• [Instruction] All of the listing below must be repeated word for word. Pictures are the only thing to omit.

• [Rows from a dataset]
────────────────────
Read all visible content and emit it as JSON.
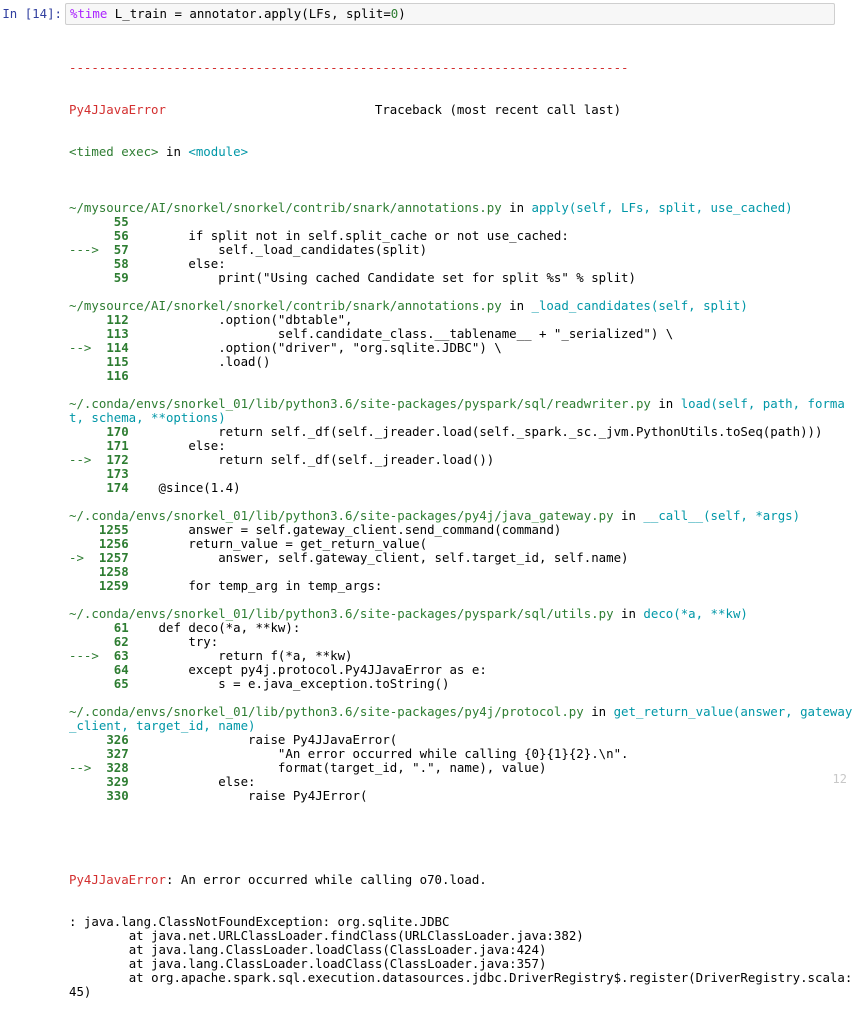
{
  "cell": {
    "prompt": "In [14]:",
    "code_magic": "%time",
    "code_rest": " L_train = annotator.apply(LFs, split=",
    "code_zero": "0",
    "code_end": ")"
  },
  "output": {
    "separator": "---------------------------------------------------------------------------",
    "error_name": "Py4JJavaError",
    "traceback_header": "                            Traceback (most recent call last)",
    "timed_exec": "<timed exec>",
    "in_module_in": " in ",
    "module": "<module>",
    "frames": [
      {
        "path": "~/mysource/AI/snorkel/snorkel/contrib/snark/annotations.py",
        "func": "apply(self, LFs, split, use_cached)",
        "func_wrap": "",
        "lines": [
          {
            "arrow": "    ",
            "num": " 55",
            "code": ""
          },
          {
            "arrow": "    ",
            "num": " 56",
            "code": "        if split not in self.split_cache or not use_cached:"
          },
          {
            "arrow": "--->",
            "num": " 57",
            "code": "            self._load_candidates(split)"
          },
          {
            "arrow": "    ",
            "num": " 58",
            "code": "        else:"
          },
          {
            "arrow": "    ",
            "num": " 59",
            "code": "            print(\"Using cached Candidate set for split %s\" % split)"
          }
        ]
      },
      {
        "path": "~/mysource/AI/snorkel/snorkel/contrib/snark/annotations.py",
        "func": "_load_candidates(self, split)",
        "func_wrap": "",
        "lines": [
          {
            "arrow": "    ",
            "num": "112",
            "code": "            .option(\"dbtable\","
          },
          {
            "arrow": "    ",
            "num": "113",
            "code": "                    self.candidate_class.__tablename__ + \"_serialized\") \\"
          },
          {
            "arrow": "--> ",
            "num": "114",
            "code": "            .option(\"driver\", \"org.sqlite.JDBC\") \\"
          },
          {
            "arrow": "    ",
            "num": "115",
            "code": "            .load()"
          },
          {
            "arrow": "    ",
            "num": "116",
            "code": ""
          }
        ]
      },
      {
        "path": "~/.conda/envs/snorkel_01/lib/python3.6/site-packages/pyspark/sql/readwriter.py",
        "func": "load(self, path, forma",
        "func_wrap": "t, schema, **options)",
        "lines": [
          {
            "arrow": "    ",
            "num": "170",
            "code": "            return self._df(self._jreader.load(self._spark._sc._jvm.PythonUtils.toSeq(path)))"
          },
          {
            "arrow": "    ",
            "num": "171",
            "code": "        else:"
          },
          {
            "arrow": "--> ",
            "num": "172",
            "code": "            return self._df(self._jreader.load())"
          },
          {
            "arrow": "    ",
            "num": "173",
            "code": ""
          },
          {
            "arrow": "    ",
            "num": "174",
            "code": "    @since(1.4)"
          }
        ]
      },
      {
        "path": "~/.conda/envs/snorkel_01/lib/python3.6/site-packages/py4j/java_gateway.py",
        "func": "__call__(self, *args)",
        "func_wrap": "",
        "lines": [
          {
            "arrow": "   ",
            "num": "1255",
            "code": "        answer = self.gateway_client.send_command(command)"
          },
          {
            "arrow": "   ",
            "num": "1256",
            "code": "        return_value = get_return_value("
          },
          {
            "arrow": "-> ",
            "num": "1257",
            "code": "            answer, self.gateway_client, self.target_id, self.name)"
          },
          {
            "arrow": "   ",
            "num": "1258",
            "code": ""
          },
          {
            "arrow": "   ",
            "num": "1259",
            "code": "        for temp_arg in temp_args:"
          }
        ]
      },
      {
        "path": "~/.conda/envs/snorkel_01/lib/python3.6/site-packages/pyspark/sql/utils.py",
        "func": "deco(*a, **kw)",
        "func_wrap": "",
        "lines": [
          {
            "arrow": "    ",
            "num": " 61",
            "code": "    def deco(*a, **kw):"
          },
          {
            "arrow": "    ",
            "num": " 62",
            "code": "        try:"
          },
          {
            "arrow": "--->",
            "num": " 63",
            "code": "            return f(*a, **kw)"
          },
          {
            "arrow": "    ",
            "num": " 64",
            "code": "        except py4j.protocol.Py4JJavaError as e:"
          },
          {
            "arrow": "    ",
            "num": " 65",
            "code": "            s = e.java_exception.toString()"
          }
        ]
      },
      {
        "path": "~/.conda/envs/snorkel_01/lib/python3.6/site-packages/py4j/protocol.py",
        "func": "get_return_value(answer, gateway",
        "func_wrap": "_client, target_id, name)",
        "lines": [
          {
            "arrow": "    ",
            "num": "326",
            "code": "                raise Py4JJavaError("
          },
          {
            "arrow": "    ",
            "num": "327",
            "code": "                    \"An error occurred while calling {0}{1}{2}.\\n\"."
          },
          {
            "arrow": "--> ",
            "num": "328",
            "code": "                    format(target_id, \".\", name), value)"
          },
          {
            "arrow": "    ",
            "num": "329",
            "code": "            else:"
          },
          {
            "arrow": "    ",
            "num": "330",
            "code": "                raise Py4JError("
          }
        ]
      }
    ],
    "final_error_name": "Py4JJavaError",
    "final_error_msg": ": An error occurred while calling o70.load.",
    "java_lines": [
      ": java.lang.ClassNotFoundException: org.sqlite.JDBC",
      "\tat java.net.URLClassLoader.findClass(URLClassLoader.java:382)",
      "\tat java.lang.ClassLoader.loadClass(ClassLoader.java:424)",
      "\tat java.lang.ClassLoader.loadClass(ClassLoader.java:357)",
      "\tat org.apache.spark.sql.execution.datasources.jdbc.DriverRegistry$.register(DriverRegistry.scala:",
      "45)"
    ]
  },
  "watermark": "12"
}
────────────────────
• [Answer to this task]
Read all visible content and emit it as JSON.
{
  "cell": {
    "prompt": "In [14]:",
    "code_magic": "%time",
    "code_rest": " L_train = annotator.apply(LFs, split=",
    "code_zero": "0",
    "code_end": ")"
  },
  "output": {
    "separator": "---------------------------------------------------------------------------",
    "error_name": "Py4JJavaError",
    "traceback_header": "                            Traceback (most recent call last)",
    "timed_exec": "<timed exec>",
    "in_module_in": " in ",
    "module": "<module>",
    "frames": [
      {
        "path": "~/mysource/AI/snorkel/snorkel/contrib/snark/annotations.py",
        "func": "apply(self, LFs, split, use_cached)",
        "func_wrap": "",
        "lines": [
          {
            "arrow": "    ",
            "num": " 55",
            "code": ""
          },
          {
            "arrow": "    ",
            "num": " 56",
            "code": "        if split not in self.split_cache or not use_cached:"
          },
          {
            "arrow": "--->",
            "num": " 57",
            "code": "            self._load_candidates(split)"
          },
          {
            "arrow": "    ",
            "num": " 58",
            "code": "        else:"
          },
          {
            "arrow": "    ",
            "num": " 59",
            "code": "            print(\"Using cached Candidate set for split %s\" % split)"
          }
        ]
      },
      {
        "path": "~/mysource/AI/snorkel/snorkel/contrib/snark/annotations.py",
        "func": "_load_candidates(self, split)",
        "func_wrap": "",
        "lines": [
          {
            "arrow": "    ",
            "num": "112",
            "code": "            .option(\"dbtable\","
          },
          {
            "arrow": "    ",
            "num": "113",
            "code": "                    self.candidate_class.__tablename__ + \"_serialized\") \\"
          },
          {
            "arrow": "--> ",
            "num": "114",
            "code": "            .option(\"driver\", \"org.sqlite.JDBC\") \\"
          },
          {
            "arrow": "    ",
            "num": "115",
            "code": "            .load()"
          },
          {
            "arrow": "    ",
            "num": "116",
            "code": ""
          }
        ]
      },
      {
        "path": "~/.conda/envs/snorkel_01/lib/python3.6/site-packages/pyspark/sql/readwriter.py",
        "func": "load(self, path, forma",
        "func_wrap": "t, schema, **options)",
        "lines": [
          {
            "arrow": "    ",
            "num": "170",
            "code": "            return self._df(self._jreader.load(self._spark._sc._jvm.PythonUtils.toSeq(path)))"
          },
          {
            "arrow": "    ",
            "num": "171",
            "code": "        else:"
          },
          {
            "arrow": "--> ",
            "num": "172",
            "code": "            return self._df(self._jreader.load())"
          },
          {
            "arrow": "    ",
            "num": "173",
            "code": ""
          },
          {
            "arrow": "    ",
            "num": "174",
            "code": "    @since(1.4)"
          }
        ]
      },
      {
        "path": "~/.conda/envs/snorkel_01/lib/python3.6/site-packages/py4j/java_gateway.py",
        "func": "__call__(self, *args)",
        "func_wrap": "",
        "lines": [
          {
            "arrow": "   ",
            "num": "1255",
            "code": "        answer = self.gateway_client.send_command(command)"
          },
          {
            "arrow": "   ",
            "num": "1256",
            "code": "        return_value = get_return_value("
          },
          {
            "arrow": "-> ",
            "num": "1257",
            "code": "            answer, self.gateway_client, self.target_id, self.name)"
          },
          {
            "arrow": "   ",
            "num": "1258",
            "code": ""
          },
          {
            "arrow": "   ",
            "num": "1259",
            "code": "        for temp_arg in temp_args:"
          }
        ]
      },
      {
        "path": "~/.conda/envs/snorkel_01/lib/python3.6/site-packages/pyspark/sql/utils.py",
        "func": "deco(*a, **kw)",
        "func_wrap": "",
        "lines": [
          {
            "arrow": "    ",
            "num": " 61",
            "code": "    def deco(*a, **kw):"
          },
          {
            "arrow": "    ",
            "num": " 62",
            "code": "        try:"
          },
          {
            "arrow": "--->",
            "num": " 63",
            "code": "            return f(*a, **kw)"
          },
          {
            "arrow": "    ",
            "num": " 64",
            "code": "        except py4j.protocol.Py4JJavaError as e:"
          },
          {
            "arrow": "    ",
            "num": " 65",
            "code": "            s = e.java_exception.toString()"
          }
        ]
      },
      {
        "path": "~/.conda/envs/snorkel_01/lib/python3.6/site-packages/py4j/protocol.py",
        "func": "get_return_value(answer, gateway",
        "func_wrap": "_client, target_id, name)",
        "lines": [
          {
            "arrow": "    ",
            "num": "326",
            "code": "                raise Py4JJavaError("
          },
          {
            "arrow": "    ",
            "num": "327",
            "code": "                    \"An error occurred while calling {0}{1}{2}.\\n\"."
          },
          {
            "arrow": "--> ",
            "num": "328",
            "code": "                    format(target_id, \".\", name), value)"
          },
          {
            "arrow": "    ",
            "num": "329",
            "code": "            else:"
          },
          {
            "arrow": "    ",
            "num": "330",
            "code": "                raise Py4JError("
          }
        ]
      }
    ],
    "final_error_name": "Py4JJavaError",
    "final_error_msg": ": An error occurred while calling o70.load.",
    "java_lines": [
      ": java.lang.ClassNotFoundException: org.sqlite.JDBC",
      "\tat java.net.URLClassLoader.findClass(URLClassLoader.java:382)",
      "\tat java.lang.ClassLoader.loadClass(ClassLoader.java:424)",
      "\tat java.lang.ClassLoader.loadClass(ClassLoader.java:357)",
      "\tat org.apache.spark.sql.execution.datasources.jdbc.DriverRegistry$.register(DriverRegistry.scala:",
      "45)"
    ]
  },
  "watermark": "12"
}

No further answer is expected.